** START INPUT ROWS **
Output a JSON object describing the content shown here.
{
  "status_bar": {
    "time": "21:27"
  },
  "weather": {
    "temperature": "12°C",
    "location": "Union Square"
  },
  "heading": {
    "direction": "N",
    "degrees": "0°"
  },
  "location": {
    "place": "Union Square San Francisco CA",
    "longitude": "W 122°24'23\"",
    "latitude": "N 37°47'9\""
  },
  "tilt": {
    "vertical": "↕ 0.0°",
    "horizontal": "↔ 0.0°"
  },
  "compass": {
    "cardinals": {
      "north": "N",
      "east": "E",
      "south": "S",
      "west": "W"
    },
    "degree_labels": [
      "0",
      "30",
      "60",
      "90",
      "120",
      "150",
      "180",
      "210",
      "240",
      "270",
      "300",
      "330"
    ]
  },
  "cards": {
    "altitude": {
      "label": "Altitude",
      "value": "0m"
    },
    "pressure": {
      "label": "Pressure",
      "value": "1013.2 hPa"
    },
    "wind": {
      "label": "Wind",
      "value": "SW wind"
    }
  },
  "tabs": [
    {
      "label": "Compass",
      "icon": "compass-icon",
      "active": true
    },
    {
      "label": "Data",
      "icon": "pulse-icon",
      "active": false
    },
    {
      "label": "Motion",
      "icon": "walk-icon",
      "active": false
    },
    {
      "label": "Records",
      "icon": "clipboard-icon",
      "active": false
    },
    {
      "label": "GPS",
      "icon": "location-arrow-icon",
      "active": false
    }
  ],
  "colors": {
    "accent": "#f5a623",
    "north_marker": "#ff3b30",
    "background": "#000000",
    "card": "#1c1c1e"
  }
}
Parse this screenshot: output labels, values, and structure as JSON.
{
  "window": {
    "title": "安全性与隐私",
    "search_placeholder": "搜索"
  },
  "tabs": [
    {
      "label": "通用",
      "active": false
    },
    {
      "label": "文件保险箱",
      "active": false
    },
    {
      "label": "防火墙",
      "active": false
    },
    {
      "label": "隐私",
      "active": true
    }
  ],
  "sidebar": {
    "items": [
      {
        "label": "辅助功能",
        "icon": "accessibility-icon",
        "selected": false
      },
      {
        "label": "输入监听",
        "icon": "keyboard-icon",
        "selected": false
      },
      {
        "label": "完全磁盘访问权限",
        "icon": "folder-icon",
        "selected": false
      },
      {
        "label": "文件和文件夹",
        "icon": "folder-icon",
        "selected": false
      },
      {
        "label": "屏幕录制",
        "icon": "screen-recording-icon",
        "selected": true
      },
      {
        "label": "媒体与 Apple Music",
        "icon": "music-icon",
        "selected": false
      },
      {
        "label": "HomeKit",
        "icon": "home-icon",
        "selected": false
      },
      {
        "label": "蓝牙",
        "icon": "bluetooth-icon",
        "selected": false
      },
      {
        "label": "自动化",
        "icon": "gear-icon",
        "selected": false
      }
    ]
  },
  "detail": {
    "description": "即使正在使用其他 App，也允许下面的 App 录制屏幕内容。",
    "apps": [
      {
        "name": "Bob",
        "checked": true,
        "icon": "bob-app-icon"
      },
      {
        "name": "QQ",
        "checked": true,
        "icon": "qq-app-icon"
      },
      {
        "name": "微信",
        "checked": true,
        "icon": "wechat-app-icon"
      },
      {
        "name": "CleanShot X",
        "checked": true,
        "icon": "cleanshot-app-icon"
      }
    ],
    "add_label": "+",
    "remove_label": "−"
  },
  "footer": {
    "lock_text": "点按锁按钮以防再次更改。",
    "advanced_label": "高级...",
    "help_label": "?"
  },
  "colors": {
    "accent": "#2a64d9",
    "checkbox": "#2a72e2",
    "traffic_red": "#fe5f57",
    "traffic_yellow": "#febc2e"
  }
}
** END INPUT ROWS **
PROBLEM TO WORK ON
Repeat the material word for word, in full.

RESULT
Output a JSON object describing the content shown here.
{
  "status_bar": {
    "time": "21:27"
  },
  "weather": {
    "temperature": "12°C",
    "location": "Union Square"
  },
  "heading": {
    "direction": "N",
    "degrees": "0°"
  },
  "location": {
    "place": "Union Square San Francisco CA",
    "longitude": "W 122°24'23\"",
    "latitude": "N 37°47'9\""
  },
  "tilt": {
    "vertical": "↕ 0.0°",
    "horizontal": "↔ 0.0°"
  },
  "compass": {
    "cardinals": {
      "north": "N",
      "east": "E",
      "south": "S",
      "west": "W"
    },
    "degree_labels": [
      "0",
      "30",
      "60",
      "90",
      "120",
      "150",
      "180",
      "210",
      "240",
      "270",
      "300",
      "330"
    ]
  },
  "cards": {
    "altitude": {
      "label": "Altitude",
      "value": "0m"
    },
    "pressure": {
      "label": "Pressure",
      "value": "1013.2 hPa"
    },
    "wind": {
      "label": "Wind",
      "value": "SW wind"
    }
  },
  "tabs": [
    {
      "label": "Compass",
      "icon": "compass-icon",
      "active": true
    },
    {
      "label": "Data",
      "icon": "pulse-icon",
      "active": false
    },
    {
      "label": "Motion",
      "icon": "walk-icon",
      "active": false
    },
    {
      "label": "Records",
      "icon": "clipboard-icon",
      "active": false
    },
    {
      "label": "GPS",
      "icon": "location-arrow-icon",
      "active": false
    }
  ],
  "colors": {
    "accent": "#f5a623",
    "north_marker": "#ff3b30",
    "background": "#000000",
    "card": "#1c1c1e"
  }
}
Parse this screenshot: output labels, values, and structure as JSON.
{
  "window": {
    "title": "安全性与隐私",
    "search_placeholder": "搜索"
  },
  "tabs": [
    {
      "label": "通用",
      "active": false
    },
    {
      "label": "文件保险箱",
      "active": false
    },
    {
      "label": "防火墙",
      "active": false
    },
    {
      "label": "隐私",
      "active": true
    }
  ],
  "sidebar": {
    "items": [
      {
        "label": "辅助功能",
        "icon": "accessibility-icon",
        "selected": false
      },
      {
        "label": "输入监听",
        "icon": "keyboard-icon",
        "selected": false
      },
      {
        "label": "完全磁盘访问权限",
        "icon": "folder-icon",
        "selected": false
      },
      {
        "label": "文件和文件夹",
        "icon": "folder-icon",
        "selected": false
      },
      {
        "label": "屏幕录制",
        "icon": "screen-recording-icon",
        "selected": true
      },
      {
        "label": "媒体与 Apple Music",
        "icon": "music-icon",
        "selected": false
      },
      {
        "label": "HomeKit",
        "icon": "home-icon",
        "selected": false
      },
      {
        "label": "蓝牙",
        "icon": "bluetooth-icon",
        "selected": false
      },
      {
        "label": "自动化",
        "icon": "gear-icon",
        "selected": false
      }
    ]
  },
  "detail": {
    "description": "即使正在使用其他 App，也允许下面的 App 录制屏幕内容。",
    "apps": [
      {
        "name": "Bob",
        "checked": true,
        "icon": "bob-app-icon"
      },
      {
        "name": "QQ",
        "checked": true,
        "icon": "qq-app-icon"
      },
      {
        "name": "微信",
        "checked": true,
        "icon": "wechat-app-icon"
      },
      {
        "name": "CleanShot X",
        "checked": true,
        "icon": "cleanshot-app-icon"
      }
    ],
    "add_label": "+",
    "remove_label": "−"
  },
  "footer": {
    "lock_text": "点按锁按钮以防再次更改。",
    "advanced_label": "高级...",
    "help_label": "?"
  },
  "colors": {
    "accent": "#2a64d9",
    "checkbox": "#2a72e2",
    "traffic_red": "#fe5f57",
    "traffic_yellow": "#febc2e"
  }
}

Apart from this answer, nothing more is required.